(Data records)
▬▬▬

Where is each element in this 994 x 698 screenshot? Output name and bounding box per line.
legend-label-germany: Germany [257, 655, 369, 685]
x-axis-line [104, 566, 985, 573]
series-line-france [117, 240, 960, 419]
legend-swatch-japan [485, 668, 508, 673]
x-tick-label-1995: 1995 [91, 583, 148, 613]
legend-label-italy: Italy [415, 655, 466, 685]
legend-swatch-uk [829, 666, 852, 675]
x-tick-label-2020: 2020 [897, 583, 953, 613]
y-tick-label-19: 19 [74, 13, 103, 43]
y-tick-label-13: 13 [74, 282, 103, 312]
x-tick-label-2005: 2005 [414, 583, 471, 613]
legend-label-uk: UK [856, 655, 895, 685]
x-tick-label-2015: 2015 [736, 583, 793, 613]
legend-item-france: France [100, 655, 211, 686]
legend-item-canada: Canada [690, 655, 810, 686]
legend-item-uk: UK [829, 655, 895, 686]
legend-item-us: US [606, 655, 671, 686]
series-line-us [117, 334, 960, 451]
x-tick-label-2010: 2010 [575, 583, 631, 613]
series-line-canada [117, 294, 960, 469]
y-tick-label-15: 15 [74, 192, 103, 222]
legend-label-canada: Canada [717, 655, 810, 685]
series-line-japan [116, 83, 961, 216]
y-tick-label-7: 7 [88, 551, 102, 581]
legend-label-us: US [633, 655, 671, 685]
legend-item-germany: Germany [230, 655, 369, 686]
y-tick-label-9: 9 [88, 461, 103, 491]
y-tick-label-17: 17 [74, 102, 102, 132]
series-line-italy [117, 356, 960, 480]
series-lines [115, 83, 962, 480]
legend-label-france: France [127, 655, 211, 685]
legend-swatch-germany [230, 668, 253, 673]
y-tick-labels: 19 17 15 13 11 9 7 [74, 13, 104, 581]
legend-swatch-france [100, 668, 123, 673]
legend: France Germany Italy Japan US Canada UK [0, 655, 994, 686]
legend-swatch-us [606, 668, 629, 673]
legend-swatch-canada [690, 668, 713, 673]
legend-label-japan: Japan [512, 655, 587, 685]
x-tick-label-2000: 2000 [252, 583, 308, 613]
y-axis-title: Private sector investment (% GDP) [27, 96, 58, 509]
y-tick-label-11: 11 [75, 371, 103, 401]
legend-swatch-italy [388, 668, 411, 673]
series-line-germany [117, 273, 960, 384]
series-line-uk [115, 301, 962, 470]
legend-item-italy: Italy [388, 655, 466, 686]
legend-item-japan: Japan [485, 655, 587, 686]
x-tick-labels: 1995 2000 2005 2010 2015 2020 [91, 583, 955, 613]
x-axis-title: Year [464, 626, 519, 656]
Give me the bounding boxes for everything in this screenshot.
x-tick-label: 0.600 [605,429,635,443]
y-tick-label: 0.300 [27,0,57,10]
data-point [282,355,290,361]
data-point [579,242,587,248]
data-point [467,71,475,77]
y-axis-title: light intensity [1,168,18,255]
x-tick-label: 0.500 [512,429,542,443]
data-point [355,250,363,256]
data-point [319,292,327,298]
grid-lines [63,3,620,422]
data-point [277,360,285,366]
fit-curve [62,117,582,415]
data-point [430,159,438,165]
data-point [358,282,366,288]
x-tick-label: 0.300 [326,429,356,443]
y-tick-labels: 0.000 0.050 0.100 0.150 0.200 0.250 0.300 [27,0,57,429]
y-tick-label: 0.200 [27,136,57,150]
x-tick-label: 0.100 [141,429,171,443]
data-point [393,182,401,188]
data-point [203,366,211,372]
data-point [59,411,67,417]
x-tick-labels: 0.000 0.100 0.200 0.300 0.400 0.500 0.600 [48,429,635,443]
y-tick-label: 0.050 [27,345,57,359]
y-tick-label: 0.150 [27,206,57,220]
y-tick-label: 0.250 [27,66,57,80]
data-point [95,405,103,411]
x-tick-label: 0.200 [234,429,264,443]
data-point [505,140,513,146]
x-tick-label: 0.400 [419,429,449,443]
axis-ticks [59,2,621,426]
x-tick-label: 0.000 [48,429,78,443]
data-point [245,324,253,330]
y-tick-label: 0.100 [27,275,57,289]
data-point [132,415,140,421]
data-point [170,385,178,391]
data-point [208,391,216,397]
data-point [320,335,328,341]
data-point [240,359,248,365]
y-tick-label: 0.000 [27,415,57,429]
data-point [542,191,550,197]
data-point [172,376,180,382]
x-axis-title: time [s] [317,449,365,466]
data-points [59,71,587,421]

▬▬▬

§ **Work to do**
Retype the entries above line for line, with no changes.

§ **Task result**
Where is each element in this 994 x 698 screenshot? Output name and bounding box per line.
legend-label-germany: Germany [257, 655, 369, 685]
x-axis-line [104, 566, 985, 573]
series-line-france [117, 240, 960, 419]
legend-swatch-japan [485, 668, 508, 673]
x-tick-label-1995: 1995 [91, 583, 148, 613]
legend-label-italy: Italy [415, 655, 466, 685]
legend-swatch-uk [829, 666, 852, 675]
x-tick-label-2020: 2020 [897, 583, 953, 613]
y-tick-label-19: 19 [74, 13, 103, 43]
y-tick-label-13: 13 [74, 282, 103, 312]
x-tick-label-2005: 2005 [414, 583, 471, 613]
legend-label-uk: UK [856, 655, 895, 685]
x-tick-label-2015: 2015 [736, 583, 793, 613]
legend-item-france: France [100, 655, 211, 686]
legend-item-canada: Canada [690, 655, 810, 686]
legend-item-uk: UK [829, 655, 895, 686]
legend-item-us: US [606, 655, 671, 686]
series-line-us [117, 334, 960, 451]
x-tick-label-2010: 2010 [575, 583, 631, 613]
series-line-canada [117, 294, 960, 469]
y-tick-label-15: 15 [74, 192, 103, 222]
legend-label-canada: Canada [717, 655, 810, 685]
series-line-japan [116, 83, 961, 216]
y-tick-label-7: 7 [88, 551, 102, 581]
legend-label-us: US [633, 655, 671, 685]
legend-item-germany: Germany [230, 655, 369, 686]
y-tick-label-9: 9 [88, 461, 103, 491]
y-tick-label-17: 17 [74, 102, 102, 132]
series-line-italy [117, 356, 960, 480]
series-lines [115, 83, 962, 480]
legend-label-france: France [127, 655, 211, 685]
legend-swatch-germany [230, 668, 253, 673]
y-tick-labels: 19 17 15 13 11 9 7 [74, 13, 104, 581]
legend-swatch-france [100, 668, 123, 673]
legend: France Germany Italy Japan US Canada UK [0, 655, 994, 686]
legend-swatch-us [606, 668, 629, 673]
legend-swatch-canada [690, 668, 713, 673]
legend-label-japan: Japan [512, 655, 587, 685]
x-tick-label-2000: 2000 [252, 583, 308, 613]
y-axis-title: Private sector investment (% GDP) [27, 96, 58, 509]
y-tick-label-11: 11 [75, 371, 103, 401]
legend-swatch-italy [388, 668, 411, 673]
series-line-germany [117, 273, 960, 384]
series-line-uk [115, 301, 962, 470]
legend-item-italy: Italy [388, 655, 466, 686]
legend-item-japan: Japan [485, 655, 587, 686]
x-tick-labels: 1995 2000 2005 2010 2015 2020 [91, 583, 955, 613]
x-axis-title: Year [464, 626, 519, 656]
Give me the bounding boxes for everything in this screenshot.
x-tick-label: 0.600 [605,429,635,443]
y-tick-label: 0.300 [27,0,57,10]
data-point [282,355,290,361]
data-point [579,242,587,248]
data-point [467,71,475,77]
y-axis-title: light intensity [1,168,18,255]
x-tick-label: 0.500 [512,429,542,443]
data-point [355,250,363,256]
data-point [319,292,327,298]
grid-lines [63,3,620,422]
data-point [277,360,285,366]
fit-curve [62,117,582,415]
data-point [430,159,438,165]
data-point [358,282,366,288]
x-tick-label: 0.300 [326,429,356,443]
y-tick-labels: 0.000 0.050 0.100 0.150 0.200 0.250 0.300 [27,0,57,429]
y-tick-label: 0.200 [27,136,57,150]
x-tick-label: 0.100 [141,429,171,443]
data-point [393,182,401,188]
data-point [203,366,211,372]
data-point [59,411,67,417]
x-tick-labels: 0.000 0.100 0.200 0.300 0.400 0.500 0.600 [48,429,635,443]
y-tick-label: 0.050 [27,345,57,359]
y-tick-label: 0.150 [27,206,57,220]
y-tick-label: 0.250 [27,66,57,80]
data-point [95,405,103,411]
x-tick-label: 0.200 [234,429,264,443]
data-point [505,140,513,146]
x-tick-label: 0.400 [419,429,449,443]
axis-ticks [59,2,621,426]
x-tick-label: 0.000 [48,429,78,443]
data-point [245,324,253,330]
y-tick-label: 0.100 [27,275,57,289]
data-point [132,415,140,421]
data-point [170,385,178,391]
data-point [208,391,216,397]
data-point [320,335,328,341]
data-point [240,359,248,365]
y-tick-label: 0.000 [27,415,57,429]
data-point [542,191,550,197]
data-point [172,376,180,382]
x-axis-title: time [s] [317,449,365,466]
data-points [59,71,587,421]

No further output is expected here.